**Task prompt:** Go through the listing and write out all of it exactly.

-- begin Supplied data --

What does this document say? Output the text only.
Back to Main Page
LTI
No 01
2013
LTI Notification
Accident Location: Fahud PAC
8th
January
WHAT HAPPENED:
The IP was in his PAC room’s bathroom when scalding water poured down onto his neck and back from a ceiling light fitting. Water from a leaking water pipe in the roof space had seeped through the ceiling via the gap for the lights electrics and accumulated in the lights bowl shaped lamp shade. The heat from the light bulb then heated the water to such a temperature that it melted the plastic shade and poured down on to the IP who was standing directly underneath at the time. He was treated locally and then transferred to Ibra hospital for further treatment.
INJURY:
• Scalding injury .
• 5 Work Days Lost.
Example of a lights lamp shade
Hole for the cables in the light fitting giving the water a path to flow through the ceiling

-- end Supplied data --

**Exercise answer:**
What does this document say? Output the text only.
Back to Main Page
LTI
No 01
2013
LTI Notification
Accident Location: Fahud PAC
8th
January
WHAT HAPPENED:
The IP was in his PAC room’s bathroom when scalding water poured down onto his neck and back from a ceiling light fitting. Water from a leaking water pipe in the roof space had seeped through the ceiling via the gap for the lights electrics and accumulated in the lights bowl shaped lamp shade. The heat from the light bulb then heated the water to such a temperature that it melted the plastic shade and poured down on to the IP who was standing directly underneath at the time. He was treated locally and then transferred to Ibra hospital for further treatment.
INJURY:
• Scalding injury .
• 5 Work Days Lost.
Example of a lights lamp shade
Hole for the cables in the light fitting giving the water a path to flow through the ceiling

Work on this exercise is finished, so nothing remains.